■ The request ■
Please count how many lines of the records below contain the string "prev", matching case exactly, and reply with the number alone.

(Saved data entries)

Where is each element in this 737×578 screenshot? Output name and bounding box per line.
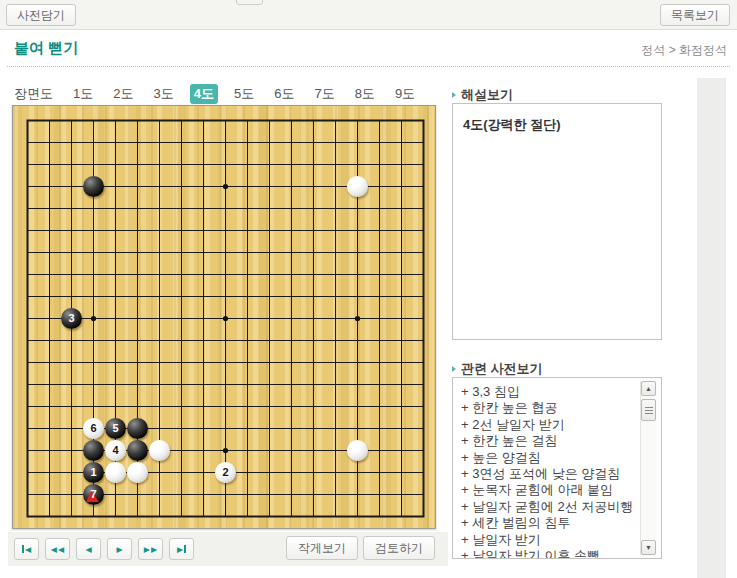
stone-black-D2-move7: 7 bbox=[83, 484, 104, 505]
stone-black-C10-move3: 3 bbox=[61, 308, 82, 329]
move-number: 7 bbox=[90, 489, 96, 500]
stone-white-E3 bbox=[105, 462, 126, 483]
nav-prev-fast-button[interactable]: ◀◀ bbox=[45, 538, 70, 560]
related-item-5[interactable]: + 높은 양걸침 bbox=[461, 450, 635, 466]
add-dictionary-button[interactable]: 사전담기 bbox=[6, 4, 76, 26]
related-item-3[interactable]: + 2선 날일자 받기 bbox=[461, 417, 635, 433]
stone-white-Q4 bbox=[347, 440, 368, 461]
bar-icon bbox=[184, 545, 186, 553]
right-edge-strip bbox=[697, 78, 726, 578]
stone-black-E5-move5: 5 bbox=[105, 418, 126, 439]
view-list-button[interactable]: 목록보기 bbox=[660, 4, 730, 26]
scrollbar[interactable]: ▲ ▼ bbox=[640, 381, 656, 555]
small-view-button[interactable]: 작게보기 bbox=[286, 536, 358, 560]
tab-6도[interactable]: 6도 bbox=[270, 84, 298, 104]
dotted-separator bbox=[7, 66, 730, 67]
stone-white-D5-move6: 6 bbox=[83, 418, 104, 439]
related-item-2[interactable]: + 한칸 높은 협공 bbox=[461, 400, 635, 416]
stone-white-Q16 bbox=[347, 176, 368, 197]
related-item-10[interactable]: + 날일자 받기 bbox=[461, 532, 635, 548]
move-nav-buttons: ◀◀◀◀▶▶▶▶ bbox=[14, 538, 194, 560]
nav-next-fast-button[interactable]: ▶▶ bbox=[138, 538, 163, 560]
bottom-nav-strip: ◀◀◀◀▶▶▶▶ 작게보기 검토하기 bbox=[8, 532, 448, 566]
related-header: 관련 사전보기 bbox=[452, 360, 543, 378]
related-dictionary-box: + 3,3 침입+ 한칸 높은 협공+ 2선 날일자 받기+ 한칸 높은 걸침+… bbox=[452, 377, 662, 559]
related-item-8[interactable]: + 날일자 굳힘에 2선 저공비행 bbox=[461, 499, 635, 515]
move-number: 1 bbox=[90, 467, 96, 478]
related-item-4[interactable]: + 한칸 높은 걸침 bbox=[461, 433, 635, 449]
move-number: 5 bbox=[112, 423, 118, 434]
related-header-label: 관련 사전보기 bbox=[461, 360, 543, 378]
scroll-up-icon[interactable]: ▲ bbox=[641, 381, 656, 396]
tab-3도[interactable]: 3도 bbox=[149, 84, 177, 104]
triangle-left-icon: ◀ bbox=[85, 545, 91, 554]
related-list: + 3,3 침입+ 한칸 높은 협공+ 2선 날일자 받기+ 한칸 높은 걸침+… bbox=[461, 384, 635, 558]
nav-last-button[interactable]: ▶ bbox=[169, 538, 194, 560]
triangle-left-icon: ◀ bbox=[25, 545, 31, 554]
commentary-box: 4도(강력한 절단) bbox=[452, 103, 662, 340]
tab-2도[interactable]: 2도 bbox=[109, 84, 137, 104]
related-item-1[interactable]: + 3,3 침입 bbox=[461, 384, 635, 400]
triangle-right-icon: ▶ bbox=[177, 545, 183, 554]
triangle-right-icon: ▶ bbox=[144, 545, 150, 554]
move-number: 6 bbox=[90, 423, 96, 434]
stone-black-D16 bbox=[83, 176, 104, 197]
bar-icon bbox=[22, 545, 24, 553]
triangle-right-icon: ▶ bbox=[151, 545, 157, 554]
stone-black-F4 bbox=[127, 440, 148, 461]
tab-장면도[interactable]: 장면도 bbox=[10, 84, 57, 104]
commentary-header: 해설보기 bbox=[452, 86, 513, 104]
scrollbar-thumb[interactable] bbox=[641, 399, 656, 421]
stone-black-D3-move1: 1 bbox=[83, 462, 104, 483]
move-number: 4 bbox=[112, 445, 118, 456]
stone-white-F3 bbox=[127, 462, 148, 483]
scrollbar-grip-icon bbox=[645, 407, 653, 414]
related-item-11[interactable]: + 날일자 받기 이후 손뺌 bbox=[461, 548, 635, 558]
stone-white-G4 bbox=[149, 440, 170, 461]
breadcrumb: 정석 > 화점정석 bbox=[641, 42, 727, 59]
scroll-down-icon[interactable]: ▼ bbox=[641, 540, 656, 555]
triangle-right-icon: ▶ bbox=[116, 545, 122, 554]
top-bar: 사전담기 목록보기 bbox=[0, 0, 737, 30]
nav-first-button[interactable]: ◀ bbox=[14, 538, 39, 560]
move-number: 3 bbox=[68, 313, 74, 324]
nav-next-button[interactable]: ▶ bbox=[107, 538, 132, 560]
action-buttons: 작게보기 검토하기 bbox=[286, 536, 435, 560]
tab-1도[interactable]: 1도 bbox=[69, 84, 97, 104]
page-title: 붙여 뻗기 bbox=[14, 39, 78, 58]
tab-4도[interactable]: 4도 bbox=[190, 84, 218, 104]
review-button[interactable]: 검토하기 bbox=[363, 536, 435, 560]
go-board[interactable]: 3654127 bbox=[12, 105, 436, 529]
triangle-left-icon: ◀ bbox=[51, 545, 57, 554]
related-item-7[interactable]: + 눈목자 굳힘에 아래 붙임 bbox=[461, 482, 635, 498]
arrow-bullet-icon bbox=[452, 92, 456, 98]
joseki-viewer-page: 사전담기 목록보기 붙여 뻗기 정석 > 화점정석 장면도1도2도3도4도5도6… bbox=[0, 0, 737, 578]
top-center-notch bbox=[236, 0, 263, 5]
stone-white-K3-move2: 2 bbox=[215, 462, 236, 483]
tab-9도[interactable]: 9도 bbox=[391, 84, 419, 104]
stone-black-D4 bbox=[83, 440, 104, 461]
tab-5도[interactable]: 5도 bbox=[230, 84, 258, 104]
triangle-left-icon: ◀ bbox=[58, 545, 64, 554]
tab-7도[interactable]: 7도 bbox=[310, 84, 338, 104]
diagram-tab-bar: 장면도1도2도3도4도5도6도7도8도9도 bbox=[10, 84, 419, 104]
nav-prev-button[interactable]: ◀ bbox=[76, 538, 101, 560]
tab-8도[interactable]: 8도 bbox=[351, 84, 379, 104]
arrow-bullet-icon bbox=[452, 366, 456, 372]
stone-white-E4-move4: 4 bbox=[105, 440, 126, 461]
move-number: 2 bbox=[222, 467, 228, 478]
related-item-6[interactable]: + 3연성 포석에 낮은 양걸침 bbox=[461, 466, 635, 482]
commentary-header-label: 해설보기 bbox=[461, 86, 513, 104]
commentary-text: 4도(강력한 절단) bbox=[463, 117, 561, 132]
related-item-9[interactable]: + 세칸 벌림의 침투 bbox=[461, 515, 635, 531]
stone-black-F5 bbox=[127, 418, 148, 439]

■ Solution to the exercise ■
2